> [DESCRIPTION OF THE TASK] Below is a block of data; give all of it again word for word.

> [Records contained in a dataset]
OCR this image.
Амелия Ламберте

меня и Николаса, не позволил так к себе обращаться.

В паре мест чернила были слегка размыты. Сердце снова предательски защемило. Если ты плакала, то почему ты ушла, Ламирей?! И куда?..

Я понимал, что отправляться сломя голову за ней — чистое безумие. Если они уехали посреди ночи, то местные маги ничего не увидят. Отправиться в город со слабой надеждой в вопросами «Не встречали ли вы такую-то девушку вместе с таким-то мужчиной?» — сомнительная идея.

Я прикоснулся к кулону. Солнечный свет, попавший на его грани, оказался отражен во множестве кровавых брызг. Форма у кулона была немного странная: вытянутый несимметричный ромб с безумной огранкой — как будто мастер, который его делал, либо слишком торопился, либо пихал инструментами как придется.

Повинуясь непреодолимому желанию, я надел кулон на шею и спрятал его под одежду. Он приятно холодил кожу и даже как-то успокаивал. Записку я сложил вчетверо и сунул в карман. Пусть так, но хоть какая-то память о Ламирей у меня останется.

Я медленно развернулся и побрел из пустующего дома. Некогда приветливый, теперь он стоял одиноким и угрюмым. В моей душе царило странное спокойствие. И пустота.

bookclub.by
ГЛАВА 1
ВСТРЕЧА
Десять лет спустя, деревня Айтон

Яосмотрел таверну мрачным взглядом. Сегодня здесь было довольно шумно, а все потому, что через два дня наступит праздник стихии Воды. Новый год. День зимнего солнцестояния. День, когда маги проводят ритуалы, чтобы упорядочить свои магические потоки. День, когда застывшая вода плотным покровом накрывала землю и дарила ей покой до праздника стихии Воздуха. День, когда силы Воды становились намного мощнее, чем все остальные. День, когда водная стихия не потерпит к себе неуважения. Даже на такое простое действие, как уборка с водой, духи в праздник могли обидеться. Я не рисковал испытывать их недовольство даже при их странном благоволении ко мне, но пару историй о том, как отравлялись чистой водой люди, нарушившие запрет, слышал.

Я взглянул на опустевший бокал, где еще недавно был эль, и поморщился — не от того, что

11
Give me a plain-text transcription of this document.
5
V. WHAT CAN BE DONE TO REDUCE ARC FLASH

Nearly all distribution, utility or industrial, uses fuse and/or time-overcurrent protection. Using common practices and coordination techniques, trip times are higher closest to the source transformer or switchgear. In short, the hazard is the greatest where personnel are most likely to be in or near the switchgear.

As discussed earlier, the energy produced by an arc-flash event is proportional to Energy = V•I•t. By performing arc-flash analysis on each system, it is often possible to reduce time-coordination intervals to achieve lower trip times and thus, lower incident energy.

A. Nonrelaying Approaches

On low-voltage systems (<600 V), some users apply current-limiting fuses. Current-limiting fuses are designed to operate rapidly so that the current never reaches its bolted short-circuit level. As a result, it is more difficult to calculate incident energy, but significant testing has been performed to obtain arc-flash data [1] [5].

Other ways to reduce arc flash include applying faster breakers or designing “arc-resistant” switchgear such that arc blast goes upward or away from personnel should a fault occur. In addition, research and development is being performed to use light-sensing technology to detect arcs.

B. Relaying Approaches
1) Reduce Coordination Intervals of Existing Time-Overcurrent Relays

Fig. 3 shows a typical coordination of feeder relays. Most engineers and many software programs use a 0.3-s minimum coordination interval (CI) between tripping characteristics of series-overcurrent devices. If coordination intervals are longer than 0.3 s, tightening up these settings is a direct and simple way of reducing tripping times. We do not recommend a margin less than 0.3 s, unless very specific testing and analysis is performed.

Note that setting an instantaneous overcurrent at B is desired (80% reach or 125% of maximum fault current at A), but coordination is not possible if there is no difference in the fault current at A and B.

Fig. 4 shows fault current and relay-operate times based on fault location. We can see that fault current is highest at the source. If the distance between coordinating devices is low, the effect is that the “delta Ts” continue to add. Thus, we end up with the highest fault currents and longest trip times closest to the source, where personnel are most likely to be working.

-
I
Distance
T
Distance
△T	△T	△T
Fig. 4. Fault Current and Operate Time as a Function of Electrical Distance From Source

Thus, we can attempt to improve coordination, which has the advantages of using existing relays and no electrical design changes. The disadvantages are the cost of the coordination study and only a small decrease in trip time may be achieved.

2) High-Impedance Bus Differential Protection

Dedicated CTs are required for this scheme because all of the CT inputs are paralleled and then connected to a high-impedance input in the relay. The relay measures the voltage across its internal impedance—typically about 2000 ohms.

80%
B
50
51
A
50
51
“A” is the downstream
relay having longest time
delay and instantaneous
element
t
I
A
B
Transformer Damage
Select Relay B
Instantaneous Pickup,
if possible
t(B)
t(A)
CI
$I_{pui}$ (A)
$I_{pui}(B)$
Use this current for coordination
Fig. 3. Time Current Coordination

> [TASK SOLUTION]
OCR this image.
Амелия Ламберте

меня и Николаса, не позволил так к себе обращаться.

В паре мест чернила были слегка размыты. Сердце снова предательски защемило. Если ты плакала, то почему ты ушла, Ламирей?! И куда?..

Я понимал, что отправляться сломя голову за ней — чистое безумие. Если они уехали посреди ночи, то местные маги ничего не увидят. Отправиться в город со слабой надеждой в вопросами «Не встречали ли вы такую-то девушку вместе с таким-то мужчиной?» — сомнительная идея.

Я прикоснулся к кулону. Солнечный свет, попавший на его грани, оказался отражен во множестве кровавых брызг. Форма у кулона была немного странная: вытянутый несимметричный ромб с безумной огранкой — как будто мастер, который его делал, либо слишком торопился, либо пихал инструментами как придется.

Повинуясь непреодолимому желанию, я надел кулон на шею и спрятал его под одежду. Он приятно холодил кожу и даже как-то успокаивал. Записку я сложил вчетверо и сунул в карман. Пусть так, но хоть какая-то память о Ламирей у меня останется.

Я медленно развернулся и побрел из пустующего дома. Некогда приветливый, теперь он стоял одиноким и угрюмым. В моей душе царило странное спокойствие. И пустота.

bookclub.by
ГЛАВА 1
ВСТРЕЧА
Десять лет спустя, деревня Айтон

Яосмотрел таверну мрачным взглядом. Сегодня здесь было довольно шумно, а все потому, что через два дня наступит праздник стихии Воды. Новый год. День зимнего солнцестояния. День, когда маги проводят ритуалы, чтобы упорядочить свои магические потоки. День, когда застывшая вода плотным покровом накрывала землю и дарила ей покой до праздника стихии Воздуха. День, когда силы Воды становились намного мощнее, чем все остальные. День, когда водная стихия не потерпит к себе неуважения. Даже на такое простое действие, как уборка с водой, духи в праздник могли обидеться. Я не рисковал испытывать их недовольство даже при их странном благоволении ко мне, но пару историй о том, как отравлялись чистой водой люди, нарушившие запрет, слышал.

Я взглянул на опустевший бокал, где еще недавно был эль, и поморщился — не от того, что

11
Give me a plain-text transcription of this document.
5
V. WHAT CAN BE DONE TO REDUCE ARC FLASH

Nearly all distribution, utility or industrial, uses fuse and/or time-overcurrent protection. Using common practices and coordination techniques, trip times are higher closest to the source transformer or switchgear. In short, the hazard is the greatest where personnel are most likely to be in or near the switchgear.

As discussed earlier, the energy produced by an arc-flash event is proportional to Energy = V•I•t. By performing arc-flash analysis on each system, it is often possible to reduce time-coordination intervals to achieve lower trip times and thus, lower incident energy.

A. Nonrelaying Approaches

On low-voltage systems (<600 V), some users apply current-limiting fuses. Current-limiting fuses are designed to operate rapidly so that the current never reaches its bolted short-circuit level. As a result, it is more difficult to calculate incident energy, but significant testing has been performed to obtain arc-flash data [1] [5].

Other ways to reduce arc flash include applying faster breakers or designing “arc-resistant” switchgear such that arc blast goes upward or away from personnel should a fault occur. In addition, research and development is being performed to use light-sensing technology to detect arcs.

B. Relaying Approaches
1) Reduce Coordination Intervals of Existing Time-Overcurrent Relays

Fig. 3 shows a typical coordination of feeder relays. Most engineers and many software programs use a 0.3-s minimum coordination interval (CI) between tripping characteristics of series-overcurrent devices. If coordination intervals are longer than 0.3 s, tightening up these settings is a direct and simple way of reducing tripping times. We do not recommend a margin less than 0.3 s, unless very specific testing and analysis is performed.

Note that setting an instantaneous overcurrent at B is desired (80% reach or 125% of maximum fault current at A), but coordination is not possible if there is no difference in the fault current at A and B.

Fig. 4 shows fault current and relay-operate times based on fault location. We can see that fault current is highest at the source. If the distance between coordinating devices is low, the effect is that the “delta Ts” continue to add. Thus, we end up with the highest fault currents and longest trip times closest to the source, where personnel are most likely to be working.

-
I
Distance
T
Distance
△T	△T	△T
Fig. 4. Fault Current and Operate Time as a Function of Electrical Distance From Source

Thus, we can attempt to improve coordination, which has the advantages of using existing relays and no electrical design changes. The disadvantages are the cost of the coordination study and only a small decrease in trip time may be achieved.

2) High-Impedance Bus Differential Protection

Dedicated CTs are required for this scheme because all of the CT inputs are paralleled and then connected to a high-impedance input in the relay. The relay measures the voltage across its internal impedance—typically about 2000 ohms.

80%
B
50
51
A
50
51
“A” is the downstream
relay having longest time
delay and instantaneous
element
t
I
A
B
Transformer Damage
Select Relay B
Instantaneous Pickup,
if possible
t(B)
t(A)
CI
$I_{pui}$ (A)
$I_{pui}(B)$
Use this current for coordination
Fig. 3. Time Current Coordination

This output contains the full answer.